**Work required:** Please quote the material exactly, every line of it.

**Records for processing:**
########################################
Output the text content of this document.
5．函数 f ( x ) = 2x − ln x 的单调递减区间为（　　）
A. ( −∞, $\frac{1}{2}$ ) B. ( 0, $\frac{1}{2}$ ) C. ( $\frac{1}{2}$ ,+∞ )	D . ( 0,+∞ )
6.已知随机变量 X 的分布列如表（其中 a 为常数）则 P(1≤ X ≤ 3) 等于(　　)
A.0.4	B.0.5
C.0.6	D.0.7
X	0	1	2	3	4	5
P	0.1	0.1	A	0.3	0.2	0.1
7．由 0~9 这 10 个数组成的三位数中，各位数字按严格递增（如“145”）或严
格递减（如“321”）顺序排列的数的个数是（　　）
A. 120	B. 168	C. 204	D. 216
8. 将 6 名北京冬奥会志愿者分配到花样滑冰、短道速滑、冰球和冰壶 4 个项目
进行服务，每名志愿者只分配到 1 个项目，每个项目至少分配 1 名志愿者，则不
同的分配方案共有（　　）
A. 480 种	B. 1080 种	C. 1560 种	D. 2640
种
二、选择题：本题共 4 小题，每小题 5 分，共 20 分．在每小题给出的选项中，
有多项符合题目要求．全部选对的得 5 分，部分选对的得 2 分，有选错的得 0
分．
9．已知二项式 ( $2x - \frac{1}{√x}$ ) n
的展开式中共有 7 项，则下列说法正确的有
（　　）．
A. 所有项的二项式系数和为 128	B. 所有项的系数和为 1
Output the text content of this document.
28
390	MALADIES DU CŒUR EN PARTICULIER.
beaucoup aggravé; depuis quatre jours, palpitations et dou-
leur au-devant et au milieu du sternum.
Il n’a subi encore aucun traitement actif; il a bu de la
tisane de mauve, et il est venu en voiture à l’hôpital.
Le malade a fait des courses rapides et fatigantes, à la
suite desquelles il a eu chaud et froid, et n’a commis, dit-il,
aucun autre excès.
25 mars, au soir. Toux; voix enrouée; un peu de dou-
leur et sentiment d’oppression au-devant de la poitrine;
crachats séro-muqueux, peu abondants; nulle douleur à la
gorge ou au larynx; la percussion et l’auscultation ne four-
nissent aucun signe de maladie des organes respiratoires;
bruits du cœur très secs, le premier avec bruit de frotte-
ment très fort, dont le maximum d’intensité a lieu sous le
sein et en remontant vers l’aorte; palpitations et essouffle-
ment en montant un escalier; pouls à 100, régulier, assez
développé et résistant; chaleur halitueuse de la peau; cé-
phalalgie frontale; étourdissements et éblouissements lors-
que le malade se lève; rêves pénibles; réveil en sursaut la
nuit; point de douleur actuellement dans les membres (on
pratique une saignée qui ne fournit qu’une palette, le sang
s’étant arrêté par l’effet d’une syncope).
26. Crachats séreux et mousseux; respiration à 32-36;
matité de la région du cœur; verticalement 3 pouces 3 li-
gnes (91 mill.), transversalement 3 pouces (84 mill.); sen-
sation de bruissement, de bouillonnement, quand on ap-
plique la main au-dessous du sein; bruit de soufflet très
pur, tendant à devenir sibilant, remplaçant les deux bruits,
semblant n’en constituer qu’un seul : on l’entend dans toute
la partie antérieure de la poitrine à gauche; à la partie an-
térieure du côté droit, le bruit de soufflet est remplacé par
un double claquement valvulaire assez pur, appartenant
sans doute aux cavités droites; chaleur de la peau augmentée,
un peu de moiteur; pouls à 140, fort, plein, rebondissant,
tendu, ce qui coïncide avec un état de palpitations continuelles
########################################
**Worked answer:**
Output the text content of this document.
5．函数 f ( x ) = 2x − ln x 的单调递减区间为（　　）
A. ( −∞, $\frac{1}{2}$ ) B. ( 0, $\frac{1}{2}$ ) C. ( $\frac{1}{2}$ ,+∞ )	D . ( 0,+∞ )
6.已知随机变量 X 的分布列如表（其中 a 为常数）则 P(1≤ X ≤ 3) 等于(　　)
A.0.4	B.0.5
C.0.6	D.0.7
X	0	1	2	3	4	5
P	0.1	0.1	A	0.3	0.2	0.1
7．由 0~9 这 10 个数组成的三位数中，各位数字按严格递增（如“145”）或严
格递减（如“321”）顺序排列的数的个数是（　　）
A. 120	B. 168	C. 204	D. 216
8. 将 6 名北京冬奥会志愿者分配到花样滑冰、短道速滑、冰球和冰壶 4 个项目
进行服务，每名志愿者只分配到 1 个项目，每个项目至少分配 1 名志愿者，则不
同的分配方案共有（　　）
A. 480 种	B. 1080 种	C. 1560 种	D. 2640
种
二、选择题：本题共 4 小题，每小题 5 分，共 20 分．在每小题给出的选项中，
有多项符合题目要求．全部选对的得 5 分，部分选对的得 2 分，有选错的得 0
分．
9．已知二项式 ( $2x - \frac{1}{√x}$ ) n
的展开式中共有 7 项，则下列说法正确的有
（　　）．
A. 所有项的二项式系数和为 128	B. 所有项的系数和为 1
Output the text content of this document.
28
390	MALADIES DU CŒUR EN PARTICULIER.
beaucoup aggravé; depuis quatre jours, palpitations et dou-
leur au-devant et au milieu du sternum.
Il n’a subi encore aucun traitement actif; il a bu de la
tisane de mauve, et il est venu en voiture à l’hôpital.
Le malade a fait des courses rapides et fatigantes, à la
suite desquelles il a eu chaud et froid, et n’a commis, dit-il,
aucun autre excès.
25 mars, au soir. Toux; voix enrouée; un peu de dou-
leur et sentiment d’oppression au-devant de la poitrine;
crachats séro-muqueux, peu abondants; nulle douleur à la
gorge ou au larynx; la percussion et l’auscultation ne four-
nissent aucun signe de maladie des organes respiratoires;
bruits du cœur très secs, le premier avec bruit de frotte-
ment très fort, dont le maximum d’intensité a lieu sous le
sein et en remontant vers l’aorte; palpitations et essouffle-
ment en montant un escalier; pouls à 100, régulier, assez
développé et résistant; chaleur halitueuse de la peau; cé-
phalalgie frontale; étourdissements et éblouissements lors-
que le malade se lève; rêves pénibles; réveil en sursaut la
nuit; point de douleur actuellement dans les membres (on
pratique une saignée qui ne fournit qu’une palette, le sang
s’étant arrêté par l’effet d’une syncope).
26. Crachats séreux et mousseux; respiration à 32-36;
matité de la région du cœur; verticalement 3 pouces 3 li-
gnes (91 mill.), transversalement 3 pouces (84 mill.); sen-
sation de bruissement, de bouillonnement, quand on ap-
plique la main au-dessous du sein; bruit de soufflet très
pur, tendant à devenir sibilant, remplaçant les deux bruits,
semblant n’en constituer qu’un seul : on l’entend dans toute
la partie antérieure de la poitrine à gauche; à la partie an-
térieure du côté droit, le bruit de soufflet est remplacé par
un double claquement valvulaire assez pur, appartenant
sans doute aux cavités droites; chaleur de la peau augmentée,
un peu de moiteur; pouls à 140, fort, plein, rebondissant,
tendu, ce qui coïncide avec un état de palpitations continuelles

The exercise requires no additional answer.